**What is required:**
Only the lines from the one containing "What does this" through the end of the material are to be echoed, each exactly as it appears.

Records from a collection:
■ ■ ■
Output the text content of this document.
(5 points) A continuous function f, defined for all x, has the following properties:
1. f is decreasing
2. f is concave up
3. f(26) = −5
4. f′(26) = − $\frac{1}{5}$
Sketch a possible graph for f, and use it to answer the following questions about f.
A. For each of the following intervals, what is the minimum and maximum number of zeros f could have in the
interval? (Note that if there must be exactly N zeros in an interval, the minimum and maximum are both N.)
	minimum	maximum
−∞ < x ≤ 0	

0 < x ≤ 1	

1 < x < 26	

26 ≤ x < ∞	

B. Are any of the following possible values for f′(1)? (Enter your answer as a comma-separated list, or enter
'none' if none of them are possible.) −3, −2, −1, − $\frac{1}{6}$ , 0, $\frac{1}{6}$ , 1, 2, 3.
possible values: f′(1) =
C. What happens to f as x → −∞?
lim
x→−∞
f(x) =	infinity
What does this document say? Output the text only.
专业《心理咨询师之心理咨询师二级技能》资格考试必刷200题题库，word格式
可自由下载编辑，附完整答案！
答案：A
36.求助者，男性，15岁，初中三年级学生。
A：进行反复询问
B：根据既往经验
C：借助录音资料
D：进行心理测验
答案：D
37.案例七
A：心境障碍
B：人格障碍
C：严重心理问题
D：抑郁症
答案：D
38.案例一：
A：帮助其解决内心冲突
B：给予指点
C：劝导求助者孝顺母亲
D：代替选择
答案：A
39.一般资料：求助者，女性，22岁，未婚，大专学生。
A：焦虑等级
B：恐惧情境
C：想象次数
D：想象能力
■ ■ ■
**Task response:**
What does this document say? Output the text only.
专业《心理咨询师之心理咨询师二级技能》资格考试必刷200题题库，word格式
可自由下载编辑，附完整答案！
答案：A
36.求助者，男性，15岁，初中三年级学生。
A：进行反复询问
B：根据既往经验
C：借助录音资料
D：进行心理测验
答案：D
37.案例七
A：心境障碍
B：人格障碍
C：严重心理问题
D：抑郁症
答案：D
38.案例一：
A：帮助其解决内心冲突
B：给予指点
C：劝导求助者孝顺母亲
D：代替选择
答案：A
39.一般资料：求助者，女性，22岁，未婚，大专学生。
A：焦虑等级
B：恐惧情境
C：想象次数
D：想象能力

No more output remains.